-- Task directions --
Every record must be repeated exactly, with no omission.

[Extracted data entries]
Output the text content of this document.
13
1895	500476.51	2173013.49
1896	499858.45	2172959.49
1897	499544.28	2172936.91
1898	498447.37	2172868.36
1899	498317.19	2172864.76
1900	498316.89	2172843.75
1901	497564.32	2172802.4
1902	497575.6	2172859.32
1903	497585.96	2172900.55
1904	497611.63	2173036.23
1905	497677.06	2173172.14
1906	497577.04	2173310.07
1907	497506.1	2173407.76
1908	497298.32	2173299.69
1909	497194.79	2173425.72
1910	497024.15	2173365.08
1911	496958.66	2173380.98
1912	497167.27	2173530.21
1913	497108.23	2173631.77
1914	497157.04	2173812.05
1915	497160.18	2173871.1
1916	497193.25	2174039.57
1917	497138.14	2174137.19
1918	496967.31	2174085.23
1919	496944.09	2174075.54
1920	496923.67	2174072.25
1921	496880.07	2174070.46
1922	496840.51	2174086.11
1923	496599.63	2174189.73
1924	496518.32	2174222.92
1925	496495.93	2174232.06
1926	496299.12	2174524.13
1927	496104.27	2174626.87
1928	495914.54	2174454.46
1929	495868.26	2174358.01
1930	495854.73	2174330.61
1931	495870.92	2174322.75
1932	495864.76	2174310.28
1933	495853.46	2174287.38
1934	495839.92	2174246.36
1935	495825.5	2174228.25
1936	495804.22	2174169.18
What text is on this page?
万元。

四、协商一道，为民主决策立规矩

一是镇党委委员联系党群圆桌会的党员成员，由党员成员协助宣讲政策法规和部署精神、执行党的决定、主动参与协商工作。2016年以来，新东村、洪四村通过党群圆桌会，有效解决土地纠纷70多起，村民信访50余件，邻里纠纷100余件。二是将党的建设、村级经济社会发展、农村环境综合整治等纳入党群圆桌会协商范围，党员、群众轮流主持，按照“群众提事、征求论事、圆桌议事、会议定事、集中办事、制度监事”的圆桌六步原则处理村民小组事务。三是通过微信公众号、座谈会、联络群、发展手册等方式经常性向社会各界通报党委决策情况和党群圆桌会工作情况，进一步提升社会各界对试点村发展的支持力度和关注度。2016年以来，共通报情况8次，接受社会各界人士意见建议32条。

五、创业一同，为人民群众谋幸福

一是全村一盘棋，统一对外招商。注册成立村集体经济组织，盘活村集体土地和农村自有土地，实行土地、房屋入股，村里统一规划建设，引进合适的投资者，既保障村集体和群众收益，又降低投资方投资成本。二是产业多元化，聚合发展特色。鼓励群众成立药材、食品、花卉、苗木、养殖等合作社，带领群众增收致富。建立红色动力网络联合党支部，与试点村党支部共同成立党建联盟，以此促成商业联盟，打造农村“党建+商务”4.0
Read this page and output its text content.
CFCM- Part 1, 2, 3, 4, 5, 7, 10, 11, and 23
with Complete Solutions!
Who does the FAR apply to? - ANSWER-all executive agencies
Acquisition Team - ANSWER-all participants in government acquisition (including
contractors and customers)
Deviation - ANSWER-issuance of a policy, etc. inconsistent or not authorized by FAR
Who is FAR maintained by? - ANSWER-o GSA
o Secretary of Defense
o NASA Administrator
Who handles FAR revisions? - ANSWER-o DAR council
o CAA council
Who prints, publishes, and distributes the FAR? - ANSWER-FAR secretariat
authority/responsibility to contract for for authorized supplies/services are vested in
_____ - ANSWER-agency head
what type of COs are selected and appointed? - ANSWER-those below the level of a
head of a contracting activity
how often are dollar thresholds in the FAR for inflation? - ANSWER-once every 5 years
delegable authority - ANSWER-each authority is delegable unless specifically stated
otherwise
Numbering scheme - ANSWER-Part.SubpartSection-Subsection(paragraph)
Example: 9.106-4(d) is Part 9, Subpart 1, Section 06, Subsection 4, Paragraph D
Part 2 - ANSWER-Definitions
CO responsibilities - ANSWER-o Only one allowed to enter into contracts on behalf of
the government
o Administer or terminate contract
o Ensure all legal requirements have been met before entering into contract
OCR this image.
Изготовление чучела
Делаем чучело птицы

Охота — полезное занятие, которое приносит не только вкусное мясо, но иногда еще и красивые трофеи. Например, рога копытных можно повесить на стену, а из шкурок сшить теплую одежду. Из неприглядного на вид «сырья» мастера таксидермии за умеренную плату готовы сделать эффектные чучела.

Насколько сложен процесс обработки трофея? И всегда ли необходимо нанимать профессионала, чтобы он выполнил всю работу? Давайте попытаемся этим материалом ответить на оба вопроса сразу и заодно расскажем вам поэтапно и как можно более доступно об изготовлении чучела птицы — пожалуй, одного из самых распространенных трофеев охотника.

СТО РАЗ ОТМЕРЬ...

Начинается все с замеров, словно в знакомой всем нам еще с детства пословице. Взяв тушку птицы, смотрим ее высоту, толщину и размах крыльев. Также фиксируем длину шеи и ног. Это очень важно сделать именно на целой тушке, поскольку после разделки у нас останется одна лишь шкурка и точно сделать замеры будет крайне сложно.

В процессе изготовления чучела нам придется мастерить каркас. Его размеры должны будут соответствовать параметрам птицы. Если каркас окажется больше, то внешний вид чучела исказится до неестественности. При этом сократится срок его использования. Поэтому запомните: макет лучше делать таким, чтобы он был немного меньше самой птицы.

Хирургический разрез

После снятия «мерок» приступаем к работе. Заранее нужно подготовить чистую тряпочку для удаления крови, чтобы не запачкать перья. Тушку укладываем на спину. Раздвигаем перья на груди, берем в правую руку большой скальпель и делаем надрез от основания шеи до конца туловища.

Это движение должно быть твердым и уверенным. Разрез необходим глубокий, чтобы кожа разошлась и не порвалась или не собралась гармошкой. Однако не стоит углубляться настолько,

-- The output --
Output the text content of this document.
13
1895	500476.51	2173013.49
1896	499858.45	2172959.49
1897	499544.28	2172936.91
1898	498447.37	2172868.36
1899	498317.19	2172864.76
1900	498316.89	2172843.75
1901	497564.32	2172802.4
1902	497575.6	2172859.32
1903	497585.96	2172900.55
1904	497611.63	2173036.23
1905	497677.06	2173172.14
1906	497577.04	2173310.07
1907	497506.1	2173407.76
1908	497298.32	2173299.69
1909	497194.79	2173425.72
1910	497024.15	2173365.08
1911	496958.66	2173380.98
1912	497167.27	2173530.21
1913	497108.23	2173631.77
1914	497157.04	2173812.05
1915	497160.18	2173871.1
1916	497193.25	2174039.57
1917	497138.14	2174137.19
1918	496967.31	2174085.23
1919	496944.09	2174075.54
1920	496923.67	2174072.25
1921	496880.07	2174070.46
1922	496840.51	2174086.11
1923	496599.63	2174189.73
1924	496518.32	2174222.92
1925	496495.93	2174232.06
1926	496299.12	2174524.13
1927	496104.27	2174626.87
1928	495914.54	2174454.46
1929	495868.26	2174358.01
1930	495854.73	2174330.61
1931	495870.92	2174322.75
1932	495864.76	2174310.28
1933	495853.46	2174287.38
1934	495839.92	2174246.36
1935	495825.5	2174228.25
1936	495804.22	2174169.18
What text is on this page?
万元。

四、协商一道，为民主决策立规矩

一是镇党委委员联系党群圆桌会的党员成员，由党员成员协助宣讲政策法规和部署精神、执行党的决定、主动参与协商工作。2016年以来，新东村、洪四村通过党群圆桌会，有效解决土地纠纷70多起，村民信访50余件，邻里纠纷100余件。二是将党的建设、村级经济社会发展、农村环境综合整治等纳入党群圆桌会协商范围，党员、群众轮流主持，按照“群众提事、征求论事、圆桌议事、会议定事、集中办事、制度监事”的圆桌六步原则处理村民小组事务。三是通过微信公众号、座谈会、联络群、发展手册等方式经常性向社会各界通报党委决策情况和党群圆桌会工作情况，进一步提升社会各界对试点村发展的支持力度和关注度。2016年以来，共通报情况8次，接受社会各界人士意见建议32条。

五、创业一同，为人民群众谋幸福

一是全村一盘棋，统一对外招商。注册成立村集体经济组织，盘活村集体土地和农村自有土地，实行土地、房屋入股，村里统一规划建设，引进合适的投资者，既保障村集体和群众收益，又降低投资方投资成本。二是产业多元化，聚合发展特色。鼓励群众成立药材、食品、花卉、苗木、养殖等合作社，带领群众增收致富。建立红色动力网络联合党支部，与试点村党支部共同成立党建联盟，以此促成商业联盟，打造农村“党建+商务”4.0
Read this page and output its text content.
CFCM- Part 1, 2, 3, 4, 5, 7, 10, 11, and 23
with Complete Solutions!
Who does the FAR apply to? - ANSWER-all executive agencies
Acquisition Team - ANSWER-all participants in government acquisition (including
contractors and customers)
Deviation - ANSWER-issuance of a policy, etc. inconsistent or not authorized by FAR
Who is FAR maintained by? - ANSWER-o GSA
o Secretary of Defense
o NASA Administrator
Who handles FAR revisions? - ANSWER-o DAR council
o CAA council
Who prints, publishes, and distributes the FAR? - ANSWER-FAR secretariat
authority/responsibility to contract for for authorized supplies/services are vested in
_____ - ANSWER-agency head
what type of COs are selected and appointed? - ANSWER-those below the level of a
head of a contracting activity
how often are dollar thresholds in the FAR for inflation? - ANSWER-once every 5 years
delegable authority - ANSWER-each authority is delegable unless specifically stated
otherwise
Numbering scheme - ANSWER-Part.SubpartSection-Subsection(paragraph)
Example: 9.106-4(d) is Part 9, Subpart 1, Section 06, Subsection 4, Paragraph D
Part 2 - ANSWER-Definitions
CO responsibilities - ANSWER-o Only one allowed to enter into contracts on behalf of
the government
o Administer or terminate contract
o Ensure all legal requirements have been met before entering into contract
OCR this image.
Изготовление чучела
Делаем чучело птицы

Охота — полезное занятие, которое приносит не только вкусное мясо, но иногда еще и красивые трофеи. Например, рога копытных можно повесить на стену, а из шкурок сшить теплую одежду. Из неприглядного на вид «сырья» мастера таксидермии за умеренную плату готовы сделать эффектные чучела.

Насколько сложен процесс обработки трофея? И всегда ли необходимо нанимать профессионала, чтобы он выполнил всю работу? Давайте попытаемся этим материалом ответить на оба вопроса сразу и заодно расскажем вам поэтапно и как можно более доступно об изготовлении чучела птицы — пожалуй, одного из самых распространенных трофеев охотника.

СТО РАЗ ОТМЕРЬ...

Начинается все с замеров, словно в знакомой всем нам еще с детства пословице. Взяв тушку птицы, смотрим ее высоту, толщину и размах крыльев. Также фиксируем длину шеи и ног. Это очень важно сделать именно на целой тушке, поскольку после разделки у нас останется одна лишь шкурка и точно сделать замеры будет крайне сложно.

В процессе изготовления чучела нам придется мастерить каркас. Его размеры должны будут соответствовать параметрам птицы. Если каркас окажется больше, то внешний вид чучела исказится до неестественности. При этом сократится срок его использования. Поэтому запомните: макет лучше делать таким, чтобы он был немного меньше самой птицы.

Хирургический разрез

После снятия «мерок» приступаем к работе. Заранее нужно подготовить чистую тряпочку для удаления крови, чтобы не запачкать перья. Тушку укладываем на спину. Раздвигаем перья на груди, берем в правую руку большой скальпель и делаем надрез от основания шеи до конца туловища.

Это движение должно быть твердым и уверенным. Разрез необходим глубокий, чтобы кожа разошлась и не порвалась или не собралась гармошкой. Однако не стоит углубляться настолько,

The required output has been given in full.